= Problem to solve =
For every line in the data below that contains "Oswald", copy the line.

= Input =
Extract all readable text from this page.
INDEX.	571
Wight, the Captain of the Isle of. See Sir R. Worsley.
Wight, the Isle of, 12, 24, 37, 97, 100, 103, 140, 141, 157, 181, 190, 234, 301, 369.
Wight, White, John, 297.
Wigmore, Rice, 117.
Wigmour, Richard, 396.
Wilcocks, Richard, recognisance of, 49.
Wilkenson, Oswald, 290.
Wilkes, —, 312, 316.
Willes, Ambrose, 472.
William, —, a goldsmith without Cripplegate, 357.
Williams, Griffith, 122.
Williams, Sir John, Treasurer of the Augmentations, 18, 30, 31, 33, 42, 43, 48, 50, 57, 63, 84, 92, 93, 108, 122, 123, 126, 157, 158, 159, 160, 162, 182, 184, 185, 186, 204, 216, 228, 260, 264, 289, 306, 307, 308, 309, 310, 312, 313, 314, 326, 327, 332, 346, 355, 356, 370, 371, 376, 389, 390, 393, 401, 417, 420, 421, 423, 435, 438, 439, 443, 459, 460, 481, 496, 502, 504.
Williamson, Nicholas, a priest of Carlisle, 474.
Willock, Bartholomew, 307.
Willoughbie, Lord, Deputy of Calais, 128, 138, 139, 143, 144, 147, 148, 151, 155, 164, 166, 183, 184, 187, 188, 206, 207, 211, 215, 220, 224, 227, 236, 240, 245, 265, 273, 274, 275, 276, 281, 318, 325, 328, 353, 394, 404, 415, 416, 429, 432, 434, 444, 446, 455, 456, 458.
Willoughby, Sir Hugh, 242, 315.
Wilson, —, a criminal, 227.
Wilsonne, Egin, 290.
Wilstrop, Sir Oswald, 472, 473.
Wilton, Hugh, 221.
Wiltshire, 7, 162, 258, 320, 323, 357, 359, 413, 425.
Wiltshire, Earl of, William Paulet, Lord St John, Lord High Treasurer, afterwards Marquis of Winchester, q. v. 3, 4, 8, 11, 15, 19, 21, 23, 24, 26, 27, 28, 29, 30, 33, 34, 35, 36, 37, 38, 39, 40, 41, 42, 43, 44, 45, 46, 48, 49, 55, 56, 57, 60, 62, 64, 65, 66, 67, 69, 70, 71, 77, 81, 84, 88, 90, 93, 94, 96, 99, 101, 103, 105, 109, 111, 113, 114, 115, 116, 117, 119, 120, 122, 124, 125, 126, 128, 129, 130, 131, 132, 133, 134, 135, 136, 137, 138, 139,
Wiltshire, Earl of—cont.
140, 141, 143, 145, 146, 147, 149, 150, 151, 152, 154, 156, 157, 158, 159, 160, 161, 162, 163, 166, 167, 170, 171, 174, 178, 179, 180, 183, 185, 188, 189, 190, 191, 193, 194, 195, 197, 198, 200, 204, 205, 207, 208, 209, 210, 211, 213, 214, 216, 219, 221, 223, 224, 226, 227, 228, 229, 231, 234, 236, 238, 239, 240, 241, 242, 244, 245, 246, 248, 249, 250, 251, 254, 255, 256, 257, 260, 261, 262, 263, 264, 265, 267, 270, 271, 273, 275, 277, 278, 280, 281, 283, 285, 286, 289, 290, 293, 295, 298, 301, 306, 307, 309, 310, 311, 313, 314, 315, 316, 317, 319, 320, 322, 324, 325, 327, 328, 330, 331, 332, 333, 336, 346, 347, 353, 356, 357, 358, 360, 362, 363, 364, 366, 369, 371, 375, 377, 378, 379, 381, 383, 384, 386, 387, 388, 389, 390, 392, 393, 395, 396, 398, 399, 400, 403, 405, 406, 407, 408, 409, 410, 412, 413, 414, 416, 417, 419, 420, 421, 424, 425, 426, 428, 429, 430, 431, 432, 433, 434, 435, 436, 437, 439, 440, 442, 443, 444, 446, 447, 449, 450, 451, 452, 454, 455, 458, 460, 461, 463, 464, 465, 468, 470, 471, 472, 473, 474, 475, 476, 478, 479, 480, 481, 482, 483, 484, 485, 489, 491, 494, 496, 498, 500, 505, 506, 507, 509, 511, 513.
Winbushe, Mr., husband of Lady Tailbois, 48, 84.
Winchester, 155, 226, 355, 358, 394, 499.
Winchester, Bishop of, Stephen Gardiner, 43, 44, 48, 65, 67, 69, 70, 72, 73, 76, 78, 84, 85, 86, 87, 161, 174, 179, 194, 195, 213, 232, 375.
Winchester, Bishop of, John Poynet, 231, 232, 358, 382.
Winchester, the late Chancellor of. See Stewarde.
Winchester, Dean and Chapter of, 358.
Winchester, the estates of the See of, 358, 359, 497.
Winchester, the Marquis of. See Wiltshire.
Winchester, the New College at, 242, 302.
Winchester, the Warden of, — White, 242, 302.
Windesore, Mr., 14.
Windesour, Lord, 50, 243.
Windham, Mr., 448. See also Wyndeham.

= Response for this exercise =
Wilkenson, Oswald, 290.
Wilstrop, Sir Oswald, 472, 473.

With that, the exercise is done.